• Stated task
In the listing below, find every line containing "Specified" and copy it out.

(Data entries)

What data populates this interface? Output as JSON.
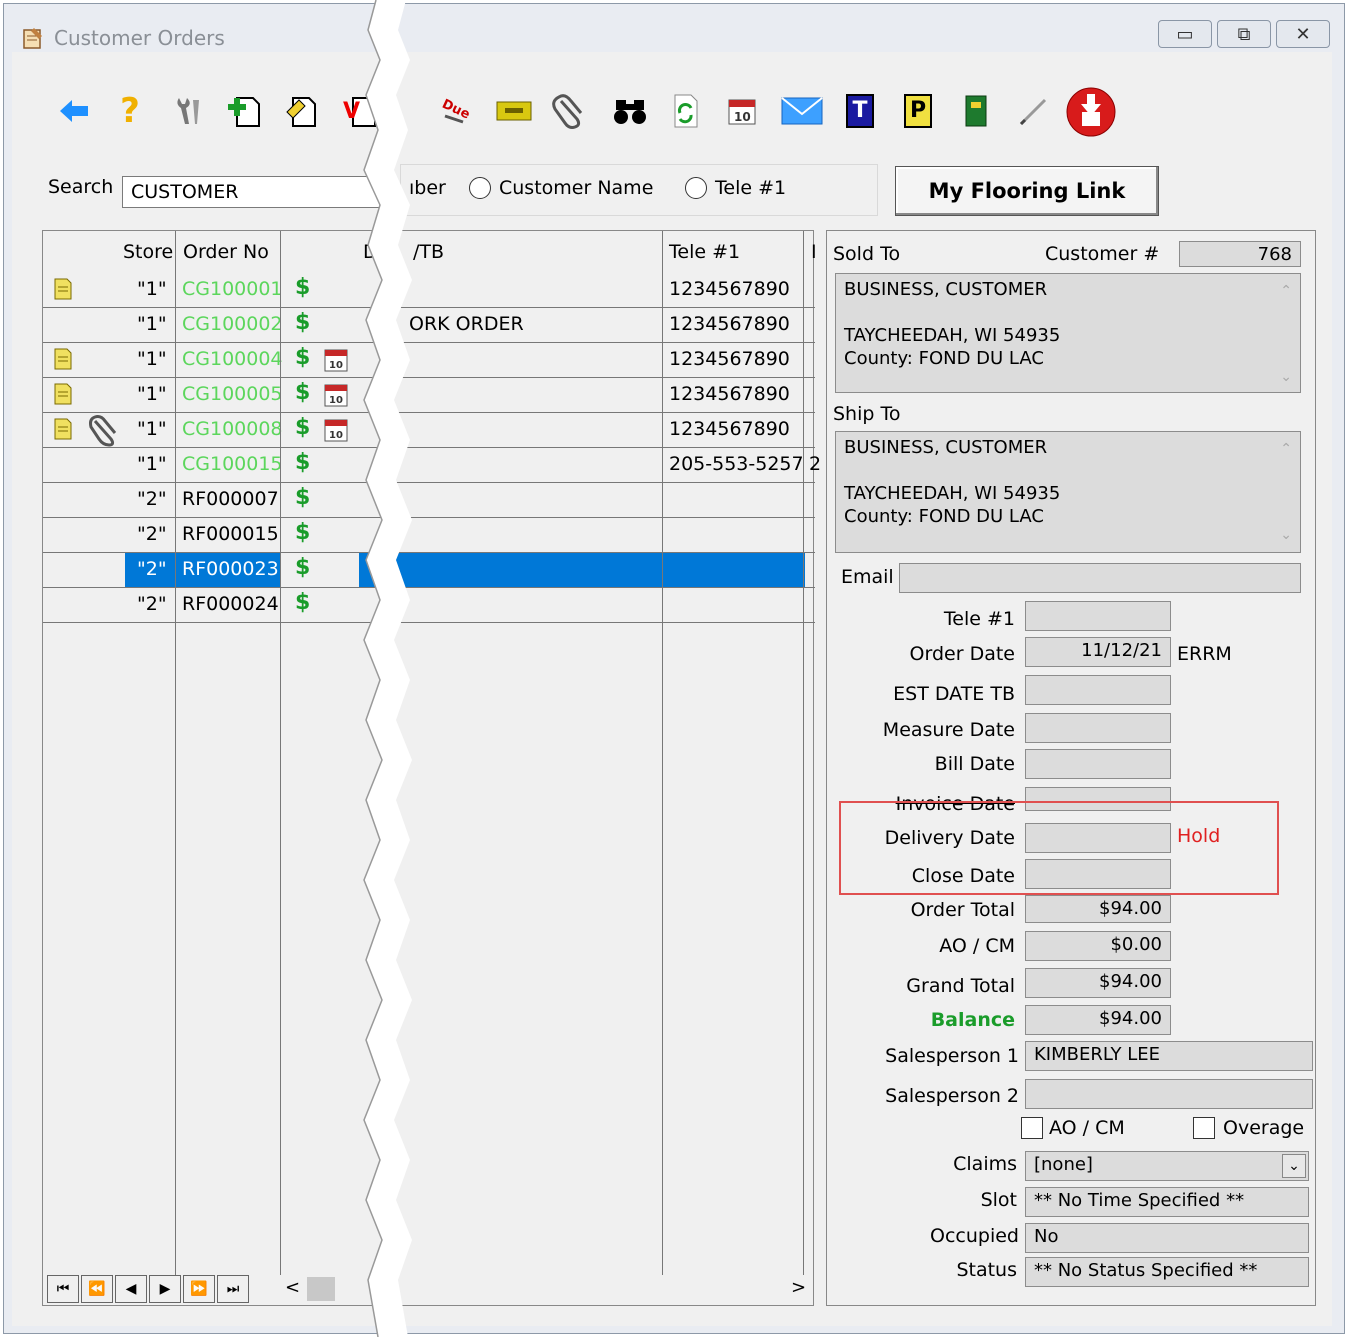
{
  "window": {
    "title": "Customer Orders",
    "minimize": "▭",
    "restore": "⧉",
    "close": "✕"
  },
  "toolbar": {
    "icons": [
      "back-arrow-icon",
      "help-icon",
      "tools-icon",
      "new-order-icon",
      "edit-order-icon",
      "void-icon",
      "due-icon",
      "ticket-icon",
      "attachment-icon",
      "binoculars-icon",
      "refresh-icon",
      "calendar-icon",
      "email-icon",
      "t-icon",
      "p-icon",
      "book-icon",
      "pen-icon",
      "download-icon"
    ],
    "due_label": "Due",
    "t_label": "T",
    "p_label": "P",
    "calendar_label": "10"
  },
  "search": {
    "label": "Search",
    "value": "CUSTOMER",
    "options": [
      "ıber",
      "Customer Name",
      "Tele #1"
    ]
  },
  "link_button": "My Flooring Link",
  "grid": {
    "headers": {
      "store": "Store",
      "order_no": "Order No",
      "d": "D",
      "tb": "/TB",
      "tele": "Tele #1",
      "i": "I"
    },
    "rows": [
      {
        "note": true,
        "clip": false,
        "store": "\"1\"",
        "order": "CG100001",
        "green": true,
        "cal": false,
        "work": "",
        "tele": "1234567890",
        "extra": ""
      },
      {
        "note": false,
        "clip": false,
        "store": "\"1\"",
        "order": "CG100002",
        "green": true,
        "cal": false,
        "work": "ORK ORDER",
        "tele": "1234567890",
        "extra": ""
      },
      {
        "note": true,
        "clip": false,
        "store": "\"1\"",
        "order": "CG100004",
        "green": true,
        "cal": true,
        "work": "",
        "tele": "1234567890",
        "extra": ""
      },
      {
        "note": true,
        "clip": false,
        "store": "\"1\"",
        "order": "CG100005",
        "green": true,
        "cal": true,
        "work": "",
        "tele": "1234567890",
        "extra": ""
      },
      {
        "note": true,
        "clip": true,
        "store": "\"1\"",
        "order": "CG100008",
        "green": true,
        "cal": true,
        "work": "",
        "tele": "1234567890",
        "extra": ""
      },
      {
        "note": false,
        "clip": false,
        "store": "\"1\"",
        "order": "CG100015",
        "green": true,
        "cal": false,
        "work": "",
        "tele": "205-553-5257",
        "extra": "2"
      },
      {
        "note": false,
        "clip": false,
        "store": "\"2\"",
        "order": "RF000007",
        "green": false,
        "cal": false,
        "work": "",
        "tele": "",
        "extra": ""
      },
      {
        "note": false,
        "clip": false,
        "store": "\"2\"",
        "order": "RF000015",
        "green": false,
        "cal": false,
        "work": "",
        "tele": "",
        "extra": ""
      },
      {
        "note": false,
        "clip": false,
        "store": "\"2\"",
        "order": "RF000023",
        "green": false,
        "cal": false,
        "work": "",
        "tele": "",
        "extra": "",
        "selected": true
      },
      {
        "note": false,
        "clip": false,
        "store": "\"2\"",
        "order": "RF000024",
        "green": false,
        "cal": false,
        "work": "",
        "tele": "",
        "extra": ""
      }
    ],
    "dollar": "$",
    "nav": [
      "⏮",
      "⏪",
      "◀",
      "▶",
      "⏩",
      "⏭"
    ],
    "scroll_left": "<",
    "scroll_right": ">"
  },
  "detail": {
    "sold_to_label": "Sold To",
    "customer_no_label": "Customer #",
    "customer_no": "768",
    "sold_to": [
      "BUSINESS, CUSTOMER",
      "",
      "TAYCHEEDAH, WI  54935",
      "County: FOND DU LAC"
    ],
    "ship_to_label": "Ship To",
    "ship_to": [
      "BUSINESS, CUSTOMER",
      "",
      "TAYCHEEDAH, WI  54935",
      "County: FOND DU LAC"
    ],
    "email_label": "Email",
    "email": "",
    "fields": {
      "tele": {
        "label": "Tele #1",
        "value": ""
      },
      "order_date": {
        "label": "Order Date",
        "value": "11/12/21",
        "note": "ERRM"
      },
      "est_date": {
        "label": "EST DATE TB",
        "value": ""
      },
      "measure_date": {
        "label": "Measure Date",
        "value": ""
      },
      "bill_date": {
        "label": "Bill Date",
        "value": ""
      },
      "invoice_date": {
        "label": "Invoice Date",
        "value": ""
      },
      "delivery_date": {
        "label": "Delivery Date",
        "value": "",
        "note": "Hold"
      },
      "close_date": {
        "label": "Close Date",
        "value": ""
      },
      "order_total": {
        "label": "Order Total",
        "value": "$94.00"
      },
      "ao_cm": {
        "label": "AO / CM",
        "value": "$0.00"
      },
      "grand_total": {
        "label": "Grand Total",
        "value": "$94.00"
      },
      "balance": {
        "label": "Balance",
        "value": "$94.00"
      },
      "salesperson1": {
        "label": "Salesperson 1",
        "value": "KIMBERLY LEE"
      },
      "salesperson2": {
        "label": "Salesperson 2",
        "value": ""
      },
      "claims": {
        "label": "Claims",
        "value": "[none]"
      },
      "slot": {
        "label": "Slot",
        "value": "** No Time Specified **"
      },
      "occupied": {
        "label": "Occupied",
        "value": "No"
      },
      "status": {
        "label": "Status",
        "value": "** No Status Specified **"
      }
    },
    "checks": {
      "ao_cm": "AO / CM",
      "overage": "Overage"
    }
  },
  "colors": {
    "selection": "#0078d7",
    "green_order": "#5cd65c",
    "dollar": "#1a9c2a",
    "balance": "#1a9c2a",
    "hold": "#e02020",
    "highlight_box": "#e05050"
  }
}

--

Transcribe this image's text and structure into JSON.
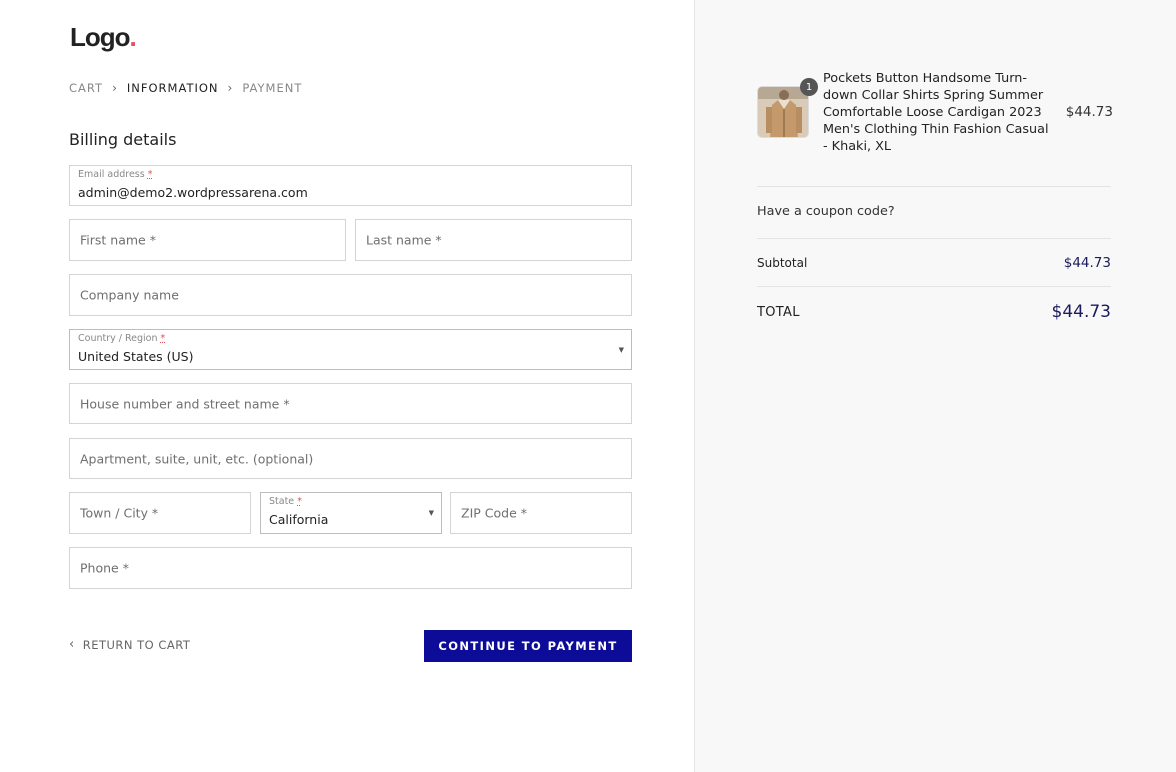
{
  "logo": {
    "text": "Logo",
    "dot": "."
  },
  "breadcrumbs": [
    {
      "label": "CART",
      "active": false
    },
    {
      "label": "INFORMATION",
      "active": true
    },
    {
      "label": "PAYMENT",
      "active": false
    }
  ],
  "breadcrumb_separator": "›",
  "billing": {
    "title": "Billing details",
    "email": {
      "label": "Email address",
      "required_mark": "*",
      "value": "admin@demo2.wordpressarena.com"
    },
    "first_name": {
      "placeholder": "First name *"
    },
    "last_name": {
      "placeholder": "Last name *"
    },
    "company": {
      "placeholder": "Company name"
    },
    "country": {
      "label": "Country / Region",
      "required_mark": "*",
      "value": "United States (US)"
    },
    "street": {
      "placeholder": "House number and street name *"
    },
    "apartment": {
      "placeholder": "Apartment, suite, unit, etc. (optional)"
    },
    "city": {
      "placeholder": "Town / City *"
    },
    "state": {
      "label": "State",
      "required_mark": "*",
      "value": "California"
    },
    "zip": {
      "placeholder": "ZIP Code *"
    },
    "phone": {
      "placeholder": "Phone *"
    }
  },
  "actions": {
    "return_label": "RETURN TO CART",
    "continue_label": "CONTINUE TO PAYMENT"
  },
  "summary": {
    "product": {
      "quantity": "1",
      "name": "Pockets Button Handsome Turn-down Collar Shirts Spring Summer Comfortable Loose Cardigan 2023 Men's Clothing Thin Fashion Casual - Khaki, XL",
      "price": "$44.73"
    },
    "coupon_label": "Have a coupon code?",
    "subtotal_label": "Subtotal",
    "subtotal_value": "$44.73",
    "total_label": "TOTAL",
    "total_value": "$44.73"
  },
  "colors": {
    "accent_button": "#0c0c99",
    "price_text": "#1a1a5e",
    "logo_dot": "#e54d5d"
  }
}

• Exercise answer
        "value": "** No Time Specified **"
        "value": "** No Status Specified **"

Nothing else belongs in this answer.